Material provided:
====================

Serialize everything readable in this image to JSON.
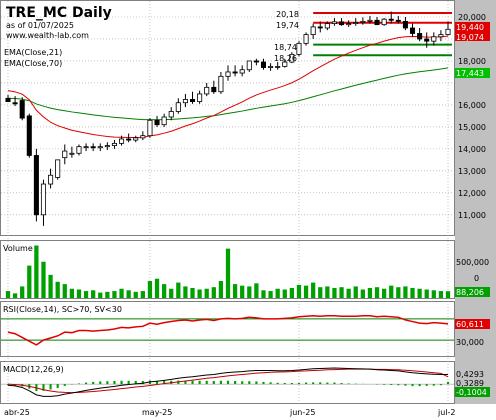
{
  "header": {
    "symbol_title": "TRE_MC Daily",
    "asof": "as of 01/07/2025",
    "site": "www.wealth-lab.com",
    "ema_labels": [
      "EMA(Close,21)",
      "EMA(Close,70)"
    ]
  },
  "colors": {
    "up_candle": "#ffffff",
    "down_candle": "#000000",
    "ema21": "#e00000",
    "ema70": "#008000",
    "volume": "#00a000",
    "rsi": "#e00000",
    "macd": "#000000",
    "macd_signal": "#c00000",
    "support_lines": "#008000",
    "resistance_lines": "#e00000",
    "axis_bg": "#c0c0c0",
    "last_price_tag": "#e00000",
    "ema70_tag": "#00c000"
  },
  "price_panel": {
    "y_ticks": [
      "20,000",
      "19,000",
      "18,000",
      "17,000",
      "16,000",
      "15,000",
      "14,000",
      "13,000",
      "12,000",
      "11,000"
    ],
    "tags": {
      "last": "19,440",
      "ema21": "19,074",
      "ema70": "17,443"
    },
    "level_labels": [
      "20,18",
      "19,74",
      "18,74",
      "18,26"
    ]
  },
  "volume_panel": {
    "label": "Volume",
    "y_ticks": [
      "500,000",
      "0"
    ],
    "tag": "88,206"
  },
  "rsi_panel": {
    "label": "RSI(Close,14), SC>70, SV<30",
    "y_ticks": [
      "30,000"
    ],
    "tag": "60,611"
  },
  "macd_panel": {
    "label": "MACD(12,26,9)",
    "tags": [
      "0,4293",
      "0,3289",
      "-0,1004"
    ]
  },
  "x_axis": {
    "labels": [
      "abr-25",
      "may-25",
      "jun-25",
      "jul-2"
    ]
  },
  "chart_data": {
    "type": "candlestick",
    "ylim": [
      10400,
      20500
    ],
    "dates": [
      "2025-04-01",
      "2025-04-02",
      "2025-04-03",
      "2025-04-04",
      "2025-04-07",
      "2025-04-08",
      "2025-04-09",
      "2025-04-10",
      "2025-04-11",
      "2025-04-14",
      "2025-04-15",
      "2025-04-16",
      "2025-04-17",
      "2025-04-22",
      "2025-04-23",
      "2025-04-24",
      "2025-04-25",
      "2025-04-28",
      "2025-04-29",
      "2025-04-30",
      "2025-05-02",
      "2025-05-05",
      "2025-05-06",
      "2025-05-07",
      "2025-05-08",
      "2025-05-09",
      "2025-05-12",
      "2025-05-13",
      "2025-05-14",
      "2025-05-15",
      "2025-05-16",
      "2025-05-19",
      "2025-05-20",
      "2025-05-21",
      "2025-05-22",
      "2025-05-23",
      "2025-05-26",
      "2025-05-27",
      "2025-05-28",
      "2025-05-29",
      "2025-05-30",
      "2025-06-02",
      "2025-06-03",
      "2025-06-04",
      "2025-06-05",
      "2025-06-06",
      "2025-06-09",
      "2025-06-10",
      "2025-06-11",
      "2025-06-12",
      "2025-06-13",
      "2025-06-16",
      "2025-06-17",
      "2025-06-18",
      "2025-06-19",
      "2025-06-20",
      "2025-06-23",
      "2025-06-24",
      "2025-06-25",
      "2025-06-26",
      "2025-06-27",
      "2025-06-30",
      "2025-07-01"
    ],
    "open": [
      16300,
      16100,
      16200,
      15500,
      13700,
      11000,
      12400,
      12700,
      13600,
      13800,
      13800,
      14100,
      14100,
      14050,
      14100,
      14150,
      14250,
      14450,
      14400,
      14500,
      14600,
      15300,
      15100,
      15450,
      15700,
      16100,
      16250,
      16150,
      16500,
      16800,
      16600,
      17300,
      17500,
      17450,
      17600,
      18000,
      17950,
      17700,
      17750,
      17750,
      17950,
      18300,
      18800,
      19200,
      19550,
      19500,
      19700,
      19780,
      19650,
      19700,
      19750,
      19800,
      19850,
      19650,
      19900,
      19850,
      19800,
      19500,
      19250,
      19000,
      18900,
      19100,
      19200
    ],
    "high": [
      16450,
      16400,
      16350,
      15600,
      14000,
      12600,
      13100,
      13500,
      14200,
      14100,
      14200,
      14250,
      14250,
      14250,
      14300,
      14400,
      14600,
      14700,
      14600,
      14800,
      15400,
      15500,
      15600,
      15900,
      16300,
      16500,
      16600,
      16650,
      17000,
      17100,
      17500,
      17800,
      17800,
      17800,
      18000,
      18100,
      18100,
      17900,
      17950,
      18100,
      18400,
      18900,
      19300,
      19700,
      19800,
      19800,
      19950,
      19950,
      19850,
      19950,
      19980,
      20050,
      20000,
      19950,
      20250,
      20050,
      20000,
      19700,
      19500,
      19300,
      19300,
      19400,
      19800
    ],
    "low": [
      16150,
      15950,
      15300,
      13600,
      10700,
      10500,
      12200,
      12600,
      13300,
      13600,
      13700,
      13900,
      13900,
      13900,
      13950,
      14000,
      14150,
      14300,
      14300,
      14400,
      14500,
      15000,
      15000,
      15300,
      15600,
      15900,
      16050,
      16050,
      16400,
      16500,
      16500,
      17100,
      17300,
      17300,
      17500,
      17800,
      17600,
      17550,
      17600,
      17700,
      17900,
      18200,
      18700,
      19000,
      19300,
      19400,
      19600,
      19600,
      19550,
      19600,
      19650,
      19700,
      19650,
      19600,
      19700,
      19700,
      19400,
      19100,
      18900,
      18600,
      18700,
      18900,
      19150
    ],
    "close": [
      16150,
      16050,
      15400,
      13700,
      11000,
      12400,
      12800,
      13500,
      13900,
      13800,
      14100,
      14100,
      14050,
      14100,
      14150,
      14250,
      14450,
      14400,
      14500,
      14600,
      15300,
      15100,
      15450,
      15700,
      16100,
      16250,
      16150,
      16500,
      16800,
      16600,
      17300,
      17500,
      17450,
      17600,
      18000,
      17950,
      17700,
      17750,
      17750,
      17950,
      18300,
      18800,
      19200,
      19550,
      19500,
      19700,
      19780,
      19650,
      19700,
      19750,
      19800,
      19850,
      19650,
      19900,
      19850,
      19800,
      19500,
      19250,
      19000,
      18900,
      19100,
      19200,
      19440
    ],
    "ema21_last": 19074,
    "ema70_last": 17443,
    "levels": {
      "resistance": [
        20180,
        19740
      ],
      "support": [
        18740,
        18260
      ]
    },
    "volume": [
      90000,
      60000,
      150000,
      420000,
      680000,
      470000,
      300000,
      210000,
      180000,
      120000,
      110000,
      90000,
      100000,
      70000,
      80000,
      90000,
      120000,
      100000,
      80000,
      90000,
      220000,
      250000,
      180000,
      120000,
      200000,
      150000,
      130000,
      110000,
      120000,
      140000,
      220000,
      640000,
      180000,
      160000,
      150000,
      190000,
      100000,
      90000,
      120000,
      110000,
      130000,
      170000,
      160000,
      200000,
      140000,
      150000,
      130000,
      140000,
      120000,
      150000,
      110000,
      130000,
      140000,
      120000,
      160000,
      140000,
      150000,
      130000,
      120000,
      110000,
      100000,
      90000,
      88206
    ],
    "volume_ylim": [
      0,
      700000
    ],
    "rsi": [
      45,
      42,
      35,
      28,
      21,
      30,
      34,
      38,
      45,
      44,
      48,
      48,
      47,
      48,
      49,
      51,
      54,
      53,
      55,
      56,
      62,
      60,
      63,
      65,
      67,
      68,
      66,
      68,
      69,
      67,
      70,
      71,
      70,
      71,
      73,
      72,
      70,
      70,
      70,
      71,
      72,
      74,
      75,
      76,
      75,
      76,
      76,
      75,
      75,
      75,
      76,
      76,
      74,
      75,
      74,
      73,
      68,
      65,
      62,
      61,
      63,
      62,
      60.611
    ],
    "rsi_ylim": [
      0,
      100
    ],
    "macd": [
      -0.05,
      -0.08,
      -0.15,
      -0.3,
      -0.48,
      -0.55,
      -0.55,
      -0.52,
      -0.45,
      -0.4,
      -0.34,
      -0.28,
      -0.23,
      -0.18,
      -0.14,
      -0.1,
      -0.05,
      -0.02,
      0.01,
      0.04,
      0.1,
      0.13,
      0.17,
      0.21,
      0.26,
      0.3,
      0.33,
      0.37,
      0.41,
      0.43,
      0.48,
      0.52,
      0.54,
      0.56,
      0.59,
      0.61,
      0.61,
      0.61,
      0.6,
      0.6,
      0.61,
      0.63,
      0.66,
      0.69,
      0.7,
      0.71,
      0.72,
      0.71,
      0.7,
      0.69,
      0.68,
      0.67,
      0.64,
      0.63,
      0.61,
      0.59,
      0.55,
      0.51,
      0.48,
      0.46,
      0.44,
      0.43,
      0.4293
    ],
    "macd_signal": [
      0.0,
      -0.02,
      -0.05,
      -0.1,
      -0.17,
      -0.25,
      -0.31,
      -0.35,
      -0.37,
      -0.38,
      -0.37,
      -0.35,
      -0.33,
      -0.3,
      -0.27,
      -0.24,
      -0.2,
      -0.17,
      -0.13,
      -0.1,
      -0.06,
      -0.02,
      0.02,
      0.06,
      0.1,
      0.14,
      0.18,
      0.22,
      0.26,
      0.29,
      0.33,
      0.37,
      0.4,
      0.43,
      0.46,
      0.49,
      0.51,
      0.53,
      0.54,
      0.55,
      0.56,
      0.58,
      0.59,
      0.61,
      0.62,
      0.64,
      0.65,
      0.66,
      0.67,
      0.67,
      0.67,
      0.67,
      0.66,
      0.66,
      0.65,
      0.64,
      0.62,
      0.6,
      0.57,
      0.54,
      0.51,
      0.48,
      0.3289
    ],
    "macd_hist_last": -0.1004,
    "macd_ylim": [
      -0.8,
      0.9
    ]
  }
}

====================

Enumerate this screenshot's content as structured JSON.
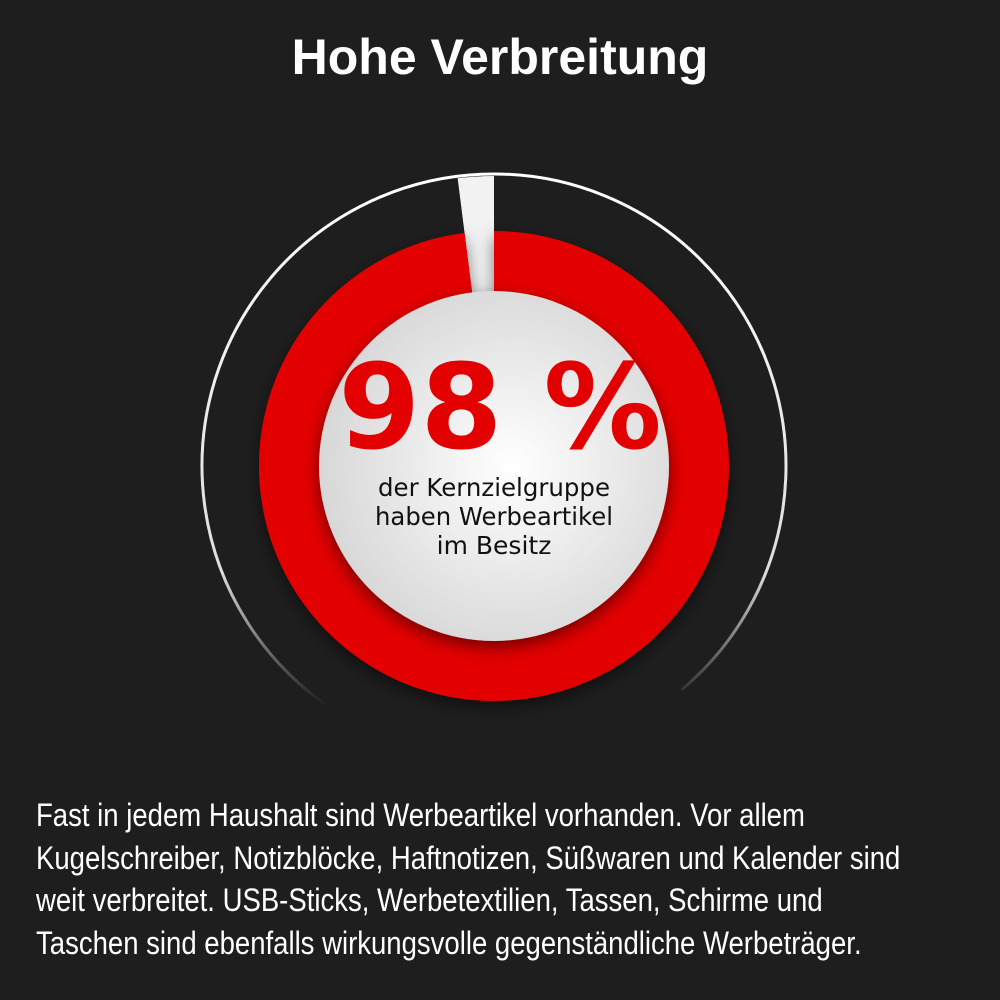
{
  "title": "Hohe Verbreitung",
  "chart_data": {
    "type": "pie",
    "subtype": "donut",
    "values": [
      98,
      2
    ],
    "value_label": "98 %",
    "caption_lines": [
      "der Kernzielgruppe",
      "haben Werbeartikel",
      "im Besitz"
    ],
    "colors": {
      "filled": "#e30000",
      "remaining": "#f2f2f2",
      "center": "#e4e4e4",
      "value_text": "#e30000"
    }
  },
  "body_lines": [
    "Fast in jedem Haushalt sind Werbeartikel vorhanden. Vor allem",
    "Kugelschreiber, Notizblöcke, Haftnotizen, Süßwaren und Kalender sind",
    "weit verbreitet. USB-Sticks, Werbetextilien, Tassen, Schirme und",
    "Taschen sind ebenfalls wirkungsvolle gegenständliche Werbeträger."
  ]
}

====================

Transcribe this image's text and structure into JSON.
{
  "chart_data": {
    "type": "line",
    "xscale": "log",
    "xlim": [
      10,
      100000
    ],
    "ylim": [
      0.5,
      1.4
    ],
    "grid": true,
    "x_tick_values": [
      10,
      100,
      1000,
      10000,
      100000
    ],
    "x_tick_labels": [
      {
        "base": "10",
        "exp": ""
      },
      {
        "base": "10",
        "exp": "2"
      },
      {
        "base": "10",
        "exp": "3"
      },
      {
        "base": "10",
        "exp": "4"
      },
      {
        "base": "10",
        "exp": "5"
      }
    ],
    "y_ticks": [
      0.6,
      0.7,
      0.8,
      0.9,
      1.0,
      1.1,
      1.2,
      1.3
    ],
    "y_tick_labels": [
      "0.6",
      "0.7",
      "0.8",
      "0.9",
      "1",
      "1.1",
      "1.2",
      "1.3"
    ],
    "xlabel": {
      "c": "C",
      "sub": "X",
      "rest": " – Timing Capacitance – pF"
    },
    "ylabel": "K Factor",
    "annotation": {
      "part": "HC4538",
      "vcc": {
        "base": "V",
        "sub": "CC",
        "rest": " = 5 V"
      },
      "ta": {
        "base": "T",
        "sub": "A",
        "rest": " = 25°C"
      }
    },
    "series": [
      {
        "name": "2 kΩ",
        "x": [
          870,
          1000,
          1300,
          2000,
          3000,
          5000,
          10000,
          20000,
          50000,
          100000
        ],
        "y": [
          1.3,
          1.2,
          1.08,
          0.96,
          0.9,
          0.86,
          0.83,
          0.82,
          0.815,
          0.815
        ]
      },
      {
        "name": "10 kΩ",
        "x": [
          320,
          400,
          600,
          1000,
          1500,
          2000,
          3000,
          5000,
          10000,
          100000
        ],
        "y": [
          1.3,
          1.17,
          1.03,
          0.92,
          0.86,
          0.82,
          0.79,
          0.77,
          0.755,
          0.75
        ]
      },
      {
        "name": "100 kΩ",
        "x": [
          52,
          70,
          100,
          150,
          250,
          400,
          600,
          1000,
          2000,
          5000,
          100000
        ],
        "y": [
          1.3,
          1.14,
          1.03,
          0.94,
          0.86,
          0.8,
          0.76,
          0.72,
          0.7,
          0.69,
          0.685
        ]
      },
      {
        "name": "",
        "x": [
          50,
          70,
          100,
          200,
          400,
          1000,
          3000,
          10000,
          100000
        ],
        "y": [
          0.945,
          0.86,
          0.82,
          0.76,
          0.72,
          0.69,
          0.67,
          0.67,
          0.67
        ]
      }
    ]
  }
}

====================

Your instructions:
Lines containing the string "rest" are to be selected and copied.

Answer to the problem:
      "rest": " – Timing Capacitance – pF"
        "rest": " = 5 V"
        "rest": " = 25°C"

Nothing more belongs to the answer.